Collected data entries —
+===+

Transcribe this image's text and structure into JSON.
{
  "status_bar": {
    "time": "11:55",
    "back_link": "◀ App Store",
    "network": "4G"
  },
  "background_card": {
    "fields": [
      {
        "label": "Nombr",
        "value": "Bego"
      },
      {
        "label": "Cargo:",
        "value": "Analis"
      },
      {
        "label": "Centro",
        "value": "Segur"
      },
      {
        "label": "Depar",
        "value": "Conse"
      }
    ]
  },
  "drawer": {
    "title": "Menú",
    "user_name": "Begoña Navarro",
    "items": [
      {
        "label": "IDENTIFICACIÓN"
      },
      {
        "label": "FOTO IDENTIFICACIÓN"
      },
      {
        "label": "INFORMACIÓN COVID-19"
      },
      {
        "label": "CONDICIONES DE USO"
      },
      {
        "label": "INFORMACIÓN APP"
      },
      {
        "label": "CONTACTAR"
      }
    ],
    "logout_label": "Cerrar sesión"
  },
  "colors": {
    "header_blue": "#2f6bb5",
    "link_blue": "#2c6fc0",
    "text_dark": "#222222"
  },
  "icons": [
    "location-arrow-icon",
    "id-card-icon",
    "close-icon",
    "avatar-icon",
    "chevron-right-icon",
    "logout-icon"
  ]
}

+===+

Aim of the task —
Write the listing out again, exactly as it reads.

Exercise solution —
Transcribe this image's text and structure into JSON.
{
  "status_bar": {
    "time": "11:55",
    "back_link": "◀ App Store",
    "network": "4G"
  },
  "background_card": {
    "fields": [
      {
        "label": "Nombr",
        "value": "Bego"
      },
      {
        "label": "Cargo:",
        "value": "Analis"
      },
      {
        "label": "Centro",
        "value": "Segur"
      },
      {
        "label": "Depar",
        "value": "Conse"
      }
    ]
  },
  "drawer": {
    "title": "Menú",
    "user_name": "Begoña Navarro",
    "items": [
      {
        "label": "IDENTIFICACIÓN"
      },
      {
        "label": "FOTO IDENTIFICACIÓN"
      },
      {
        "label": "INFORMACIÓN COVID-19"
      },
      {
        "label": "CONDICIONES DE USO"
      },
      {
        "label": "INFORMACIÓN APP"
      },
      {
        "label": "CONTACTAR"
      }
    ],
    "logout_label": "Cerrar sesión"
  },
  "colors": {
    "header_blue": "#2f6bb5",
    "link_blue": "#2c6fc0",
    "text_dark": "#222222"
  },
  "icons": [
    "location-arrow-icon",
    "id-card-icon",
    "close-icon",
    "avatar-icon",
    "chevron-right-icon",
    "logout-icon"
  ]
}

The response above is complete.